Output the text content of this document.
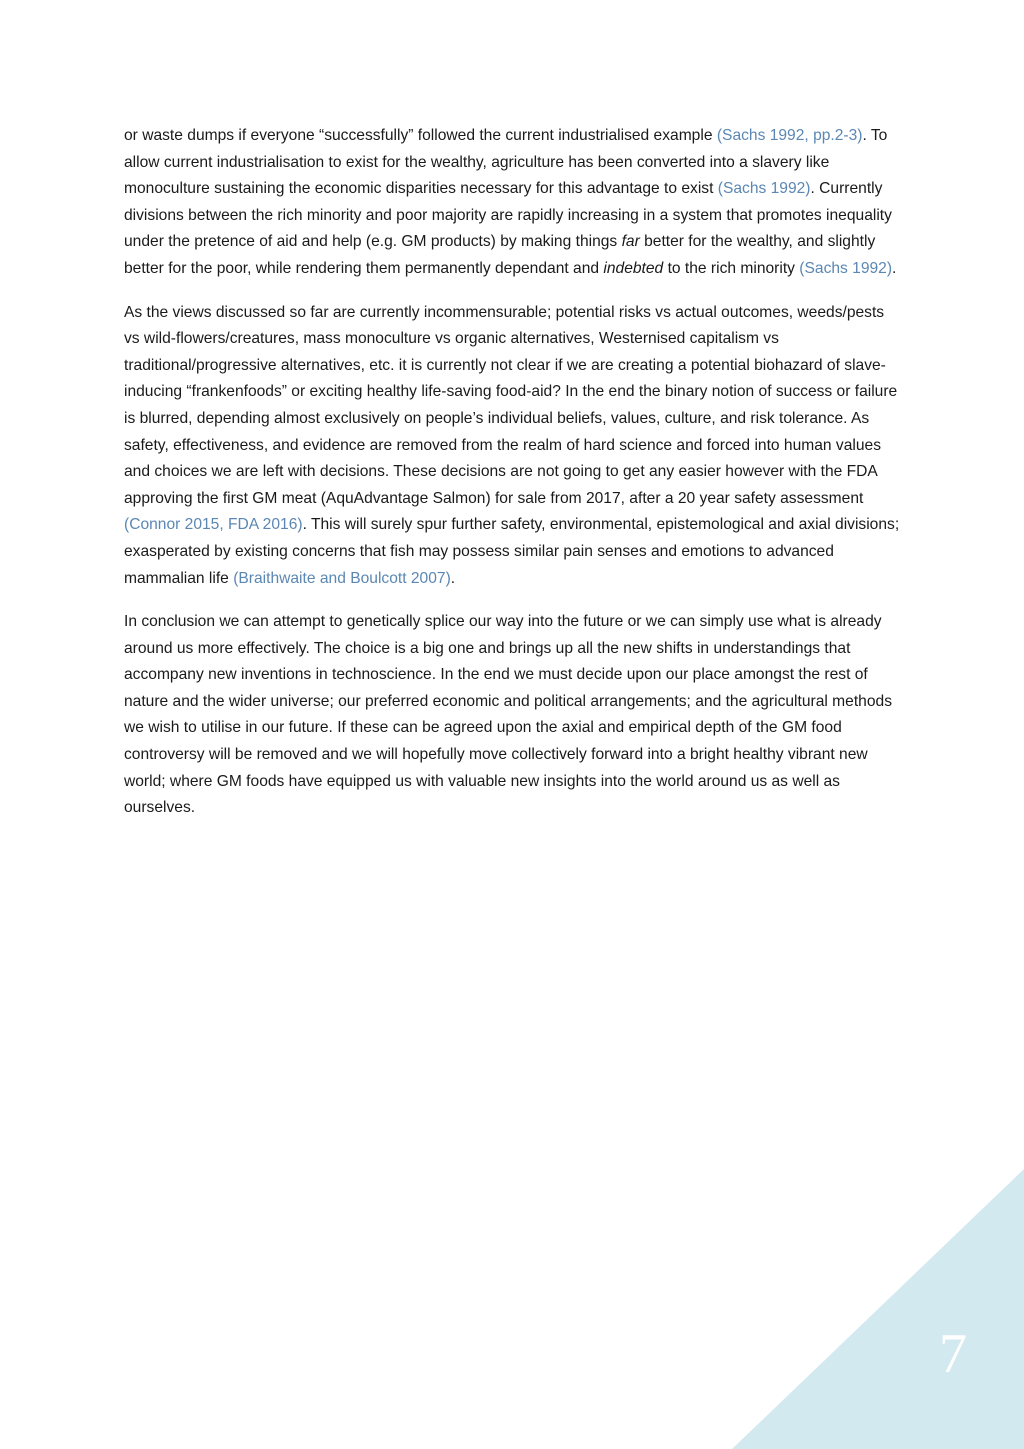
or waste dumps if everyone “successfully” followed the current industrialised example (Sachs 1992, pp.2-3). To allow current industrialisation to exist for the wealthy, agriculture has been converted into a slavery like monoculture sustaining the economic disparities necessary for this advantage to exist (Sachs 1992). Currently divisions between the rich minority and poor majority are rapidly increasing in a system that promotes inequality under the pretence of aid and help (e.g. GM products) by making things far better for the wealthy, and slightly better for the poor, while rendering them permanently dependant and indebted to the rich minority (Sachs 1992).

As the views discussed so far are currently incommensurable; potential risks vs actual outcomes, weeds/pests vs wild-flowers/creatures, mass monoculture vs organic alternatives, Westernised capitalism vs traditional/progressive alternatives, etc. it is currently not clear if we are creating a potential biohazard of slave-inducing “frankenfoods” or exciting healthy life-saving food-aid? In the end the binary notion of success or failure is blurred, depending almost exclusively on people’s individual beliefs, values, culture, and risk tolerance. As safety, effectiveness, and evidence are removed from the realm of hard science and forced into human values and choices we are left with decisions. These decisions are not going to get any easier however with the FDA approving the first GM meat (AquAdvantage Salmon) for sale from 2017, after a 20 year safety assessment (Connor 2015, FDA 2016). This will surely spur further safety, environmental, epistemological and axial divisions; exasperated by existing concerns that fish may possess similar pain senses and emotions to advanced mammalian life (Braithwaite and Boulcott 2007).

In conclusion we can attempt to genetically splice our way into the future or we can simply use what is already around us more effectively. The choice is a big one and brings up all the new shifts in understandings that accompany new inventions in technoscience. In the end we must decide upon our place amongst the rest of nature and the wider universe; our preferred economic and political arrangements; and the agricultural methods we wish to utilise in our future. If these can be agreed upon the axial and empirical depth of the GM food controversy will be removed and we will hopefully move collectively forward into a bright healthy vibrant new world; where GM foods have equipped us with valuable new insights into the world around us as well as ourselves.

7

═══

* _What is being asked_
Repeat the data in full and exactly. Omit pictures.

* _Output for this task_
Output the text content of this document.
or waste dumps if everyone “successfully” followed the current industrialised example (Sachs 1992, pp.2-3). To allow current industrialisation to exist for the wealthy, agriculture has been converted into a slavery like monoculture sustaining the economic disparities necessary for this advantage to exist (Sachs 1992). Currently divisions between the rich minority and poor majority are rapidly increasing in a system that promotes inequality under the pretence of aid and help (e.g. GM products) by making things far better for the wealthy, and slightly better for the poor, while rendering them permanently dependant and indebted to the rich minority (Sachs 1992).

As the views discussed so far are currently incommensurable; potential risks vs actual outcomes, weeds/pests vs wild-flowers/creatures, mass monoculture vs organic alternatives, Westernised capitalism vs traditional/progressive alternatives, etc. it is currently not clear if we are creating a potential biohazard of slave-inducing “frankenfoods” or exciting healthy life-saving food-aid? In the end the binary notion of success or failure is blurred, depending almost exclusively on people’s individual beliefs, values, culture, and risk tolerance. As safety, effectiveness, and evidence are removed from the realm of hard science and forced into human values and choices we are left with decisions. These decisions are not going to get any easier however with the FDA approving the first GM meat (AquAdvantage Salmon) for sale from 2017, after a 20 year safety assessment (Connor 2015, FDA 2016). This will surely spur further safety, environmental, epistemological and axial divisions; exasperated by existing concerns that fish may possess similar pain senses and emotions to advanced mammalian life (Braithwaite and Boulcott 2007).

In conclusion we can attempt to genetically splice our way into the future or we can simply use what is already around us more effectively. The choice is a big one and brings up all the new shifts in understandings that accompany new inventions in technoscience. In the end we must decide upon our place amongst the rest of nature and the wider universe; our preferred economic and political arrangements; and the agricultural methods we wish to utilise in our future. If these can be agreed upon the axial and empirical depth of the GM food controversy will be removed and we will hopefully move collectively forward into a bright healthy vibrant new world; where GM foods have equipped us with valuable new insights into the world around us as well as ourselves.

7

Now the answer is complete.